#### Text excerpt
____________________
# La Marzocco Vulcano



## onluxtex (Nov 18, 2015)

Yesterday I got my new LM Vulcano with UPS from UK.

I know it is a modified Mazzer Kony.

Less noisy, easy adjustment very good workmanshipCompared to Nino und Robur, they are small grinders. I was shocked as I have unpacked it


----------



## onluxtex (Nov 18, 2015)




----------



## dwalsh1 (Mar 3, 2010)

onluxtex said:


> Yesterday I got my new LM Vulcano with UPS from UK.
> 
> I know it is a modified Mazzer Kony.
> 
> ...


I'm missing the point. Shocked about what?


----------



## DavecUK (Aug 6, 2013)

Looks really good in the Kitchen and I am sure will be a talking point.


----------



## 4085 (Nov 23, 2012)

dwalsh1 said:


> I'm missing the point. Shocked about what?


How small it is?


----------



## rob177palmer (Feb 14, 2017)

dfk41 said:


> How small it is?


Judging by photo one it's definitely bigger than a chicken!!


----------



## onluxtex (Nov 18, 2015)

shocked about the size, bigger than Nino or Robur


----------



## onluxtex (Nov 18, 2015)

The only thing I don't like ist the design and the cheap plastic of the hopper.

I am thinking about a big glass hopper from TorrToys or a colored one from Frank.


----------



## MildredM (Feb 13, 2017)

It's superb! What is it like in use?


----------



## onluxtex (Nov 18, 2015)

I was grinding two pounds of very cheap beans, just to get the correct settings.

Now it follows testing with dark roasts. For the grinding quality ia more or less the same than the Mazzer Kony, even the retention.

But the handling, adjustment is much better and it is a very silent grinder.


----------



## coffeechap (Apr 5, 2012)

It's a much better grinder than the kony, they are different beasts, the start up on the Vulcan i is so smooth and so quiet


----------



## JackHK (Aug 26, 2017)

onluxtex said:


> Yesterday I got my new LM Vulcano with UPS from UK.
> 
> I know it is a modified Mazzer Kony.
____________________
#### Data shown
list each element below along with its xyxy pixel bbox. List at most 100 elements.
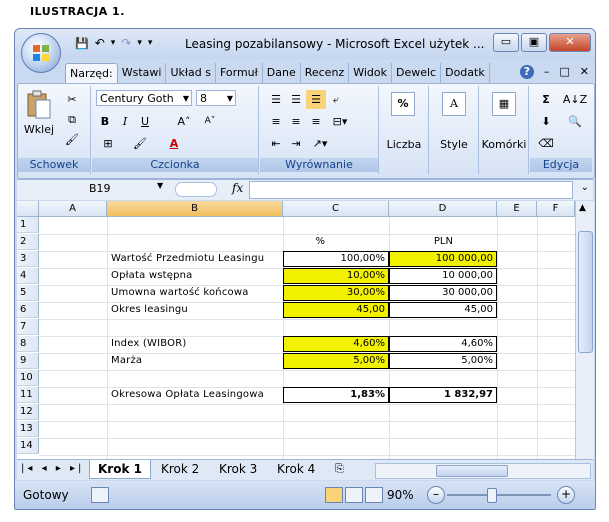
tab-formulas[interactable]: Formuł bbox=[216, 63, 263, 83]
cell-c4[interactable]: 10,00% bbox=[283, 268, 389, 284]
column-header-d[interactable]: D bbox=[389, 201, 497, 217]
row-header[interactable]: 8 bbox=[17, 336, 39, 352]
merge-cells-icon[interactable]: ⊟▾ bbox=[326, 112, 354, 131]
customize-qat-icon[interactable]: ▾ bbox=[148, 38, 153, 48]
cell-c5[interactable]: 30,00% bbox=[283, 285, 389, 301]
tab-view[interactable]: Widok bbox=[349, 63, 392, 83]
row-header[interactable]: 3 bbox=[17, 251, 39, 267]
row-header[interactable]: 13 bbox=[17, 421, 39, 437]
cells-button[interactable]: ▦ bbox=[488, 92, 520, 116]
help-icon[interactable]: ? bbox=[519, 65, 534, 79]
save-icon[interactable]: 💾 bbox=[75, 37, 89, 50]
expand-formula-icon[interactable]: ⌄ bbox=[581, 182, 589, 193]
row-header[interactable]: 5 bbox=[17, 285, 39, 301]
maximize-button[interactable]: ▣ bbox=[521, 33, 547, 52]
increase-indent-icon[interactable]: ⇥ bbox=[286, 134, 306, 153]
sort-filter-icon[interactable]: A↓Z bbox=[560, 90, 590, 109]
cell-d9[interactable]: 5,00% bbox=[389, 353, 497, 369]
normal-view-icon[interactable] bbox=[325, 487, 343, 503]
row-header[interactable]: 11 bbox=[17, 387, 39, 403]
font-size-combo[interactable]: 8 ▼ bbox=[196, 90, 236, 106]
font-name-combo[interactable]: Century Goth ▼ bbox=[96, 90, 192, 106]
decrease-indent-icon[interactable]: ⇤ bbox=[266, 134, 286, 153]
cell-c8[interactable]: 4,60% bbox=[283, 336, 389, 352]
cell-d3[interactable]: 100 000,00 bbox=[389, 251, 497, 267]
row-header[interactable]: 1 bbox=[17, 217, 39, 233]
formula-expand-handle[interactable] bbox=[175, 182, 217, 197]
row-header[interactable]: 14 bbox=[17, 438, 39, 454]
minimize-button[interactable]: ▭ bbox=[493, 33, 519, 52]
cell-d8[interactable]: 4,60% bbox=[389, 336, 497, 352]
align-center-icon[interactable]: ≡ bbox=[286, 112, 306, 131]
zoom-slider-knob[interactable] bbox=[487, 488, 497, 503]
wrap-text-icon[interactable]: ⤶ bbox=[326, 90, 346, 109]
bold-button[interactable]: B bbox=[96, 112, 114, 131]
cell-d4[interactable]: 10 000,00 bbox=[389, 268, 497, 284]
column-header-f[interactable]: F bbox=[537, 201, 575, 217]
sheet-nav-icons[interactable]: |◂ ◂ ▸ ▸| bbox=[21, 463, 84, 474]
page-layout-view-icon[interactable] bbox=[345, 487, 363, 503]
shrink-font-button[interactable]: A˅ bbox=[198, 112, 222, 131]
redo-dropdown-icon[interactable]: ▾ bbox=[137, 38, 142, 48]
align-middle-icon[interactable]: ☰ bbox=[286, 90, 306, 109]
copy-icon[interactable]: ⧉ bbox=[62, 110, 82, 129]
styles-button[interactable]: A bbox=[438, 92, 470, 116]
macro-record-icon[interactable] bbox=[91, 487, 109, 503]
row-header[interactable]: 10 bbox=[17, 370, 39, 386]
column-header-c[interactable]: C bbox=[283, 201, 389, 217]
close-button[interactable]: ✕ bbox=[549, 33, 591, 52]
chevron-down-icon[interactable]: ▼ bbox=[157, 181, 163, 190]
sheet-tab-krok-3[interactable]: Krok 3 bbox=[211, 460, 265, 478]
align-left-icon[interactable]: ≡ bbox=[266, 112, 286, 131]
redo-icon[interactable]: ↷ bbox=[121, 36, 131, 50]
cell-c9[interactable]: 5,00% bbox=[283, 353, 389, 369]
row-header[interactable]: 9 bbox=[17, 353, 39, 369]
fill-color-button[interactable]: 🖌 bbox=[128, 134, 152, 153]
font-color-button[interactable]: A bbox=[162, 134, 186, 153]
page-break-view-icon[interactable] bbox=[365, 487, 383, 503]
tab-home[interactable]: Narzęd: bbox=[65, 63, 118, 83]
insert-sheet-icon[interactable]: ⎘ bbox=[327, 460, 352, 478]
cell-c6[interactable]: 45,00 bbox=[283, 302, 389, 318]
align-bottom-icon[interactable]: ☰ bbox=[306, 90, 326, 109]
italic-button[interactable]: I bbox=[116, 112, 134, 131]
column-header-a[interactable]: A bbox=[39, 201, 107, 217]
cell-d5[interactable]: 30 000,00 bbox=[389, 285, 497, 301]
tab-addins[interactable]: Dodatk bbox=[441, 63, 490, 83]
orientation-icon[interactable]: ↗▾ bbox=[306, 134, 334, 153]
vertical-scrollbar[interactable]: ▲ bbox=[575, 201, 594, 459]
align-right-icon[interactable]: ≡ bbox=[306, 112, 326, 131]
cell-c3[interactable]: 100,00% bbox=[283, 251, 389, 267]
tab-data[interactable]: Dane bbox=[263, 63, 301, 83]
horizontal-scroll-thumb[interactable] bbox=[436, 465, 508, 477]
grow-font-button[interactable]: A˄ bbox=[172, 112, 196, 131]
tab-review[interactable]: Recenz bbox=[301, 63, 350, 83]
row-header[interactable]: 12 bbox=[17, 404, 39, 420]
sheet-tab-krok-2[interactable]: Krok 2 bbox=[153, 460, 207, 478]
underline-button[interactable]: U bbox=[136, 112, 154, 131]
autosum-icon[interactable]: Σ bbox=[534, 90, 558, 109]
office-button[interactable] bbox=[21, 33, 61, 73]
format-painter-icon[interactable]: 🖌 bbox=[62, 130, 82, 149]
cell-d11[interactable]: 1 832,97 bbox=[389, 387, 497, 403]
tab-developer[interactable]: Dewelc bbox=[392, 63, 442, 83]
workbook-minimize-button[interactable]: – bbox=[544, 65, 550, 79]
sheet-tab-krok-1[interactable]: Krok 1 bbox=[89, 460, 151, 479]
zoom-out-button[interactable]: – bbox=[427, 486, 445, 504]
align-top-icon[interactable]: ☰ bbox=[266, 90, 286, 109]
insert-function-icon[interactable]: fx bbox=[232, 181, 243, 195]
tab-insert[interactable]: Wstawi bbox=[118, 63, 167, 83]
zoom-slider[interactable] bbox=[447, 494, 551, 496]
zoom-level[interactable]: 90% bbox=[387, 488, 414, 502]
cell-c11[interactable]: 1,83% bbox=[283, 387, 389, 403]
column-header-e[interactable]: E bbox=[497, 201, 537, 217]
workbook-restore-button[interactable]: □ bbox=[559, 65, 569, 79]
vertical-scroll-thumb[interactable] bbox=[578, 231, 593, 353]
formula-input[interactable] bbox=[249, 181, 573, 199]
sheet-tab-krok-4[interactable]: Krok 4 bbox=[269, 460, 323, 478]
scroll-up-icon[interactable]: ▲ bbox=[579, 203, 586, 213]
name-box[interactable]: B19 bbox=[23, 181, 175, 197]
undo-icon[interactable]: ↶ bbox=[95, 36, 105, 50]
horizontal-scrollbar[interactable] bbox=[375, 463, 591, 479]
row-header[interactable]: 2 bbox=[17, 234, 39, 250]
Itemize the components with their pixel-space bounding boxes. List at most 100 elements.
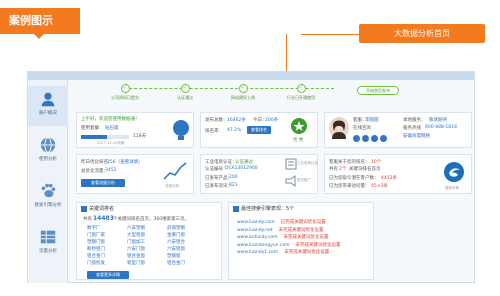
____________________
#### Your tasks
#1 Say whether each statement agrees with the Vulcano grinder thread, answering yes or no and quoting the deciding words of the thread: (a) onluxtex received the Vulcano by UPS from the UK. (b) onluxtex is happy with the plastic hopper. (c) coffeechap calls the Vulcano a better grinder than the Kony.
#2 Pick up the Vulcano grinder thread after its last line and continue it.

#### Task-by-task answers
#1
(a) Yes: "Yesterday I got my new LM Vulcano with UPS from UK."
(b) No: "The only thing I don't like ist the design and the cheap plastic of the hopper."
(c) Yes: "It's a much better grinder than the kony"

#2
> 
> Less noisy, easy adjustment very good workmanshipCompared to Nino und Robur, they are small grinders. I was shocked as I have unpacked it


Thans for sharing









Looks much beter than Mazzer Kony, the grind setting looks improved


----------



## onluxtex (Nov 18, 2015)

The Vulcano with a new glass hopper. For me it looks better than the one with the plastic hopper.


----------



## DavecUK (Aug 6, 2013)

The grinder looks truly majestic with the glass hopper, are you enjoying the way it performs and the coffees it's producing?


----------



## Scotford (Apr 24, 2014)

Ahhh the ol Vulcano. Have used a fair few of these in my day. Built like tanks and as quick and reliable as a Robur. AFAIR, they are basically the same internals.

Don't, whatever you do, drop one from 3m up high onto a workbench as the bench will be destroyed... ahem, I ... um ... hear #guiltylook (The grinder didn't even flinch though)


----------



## onluxtex (Nov 18, 2015)

the coffees it is producing is more or less the same than from the Mazzer Kony.

But the handling and adjustment is far better


----------



## onluxtex (Nov 18, 2015)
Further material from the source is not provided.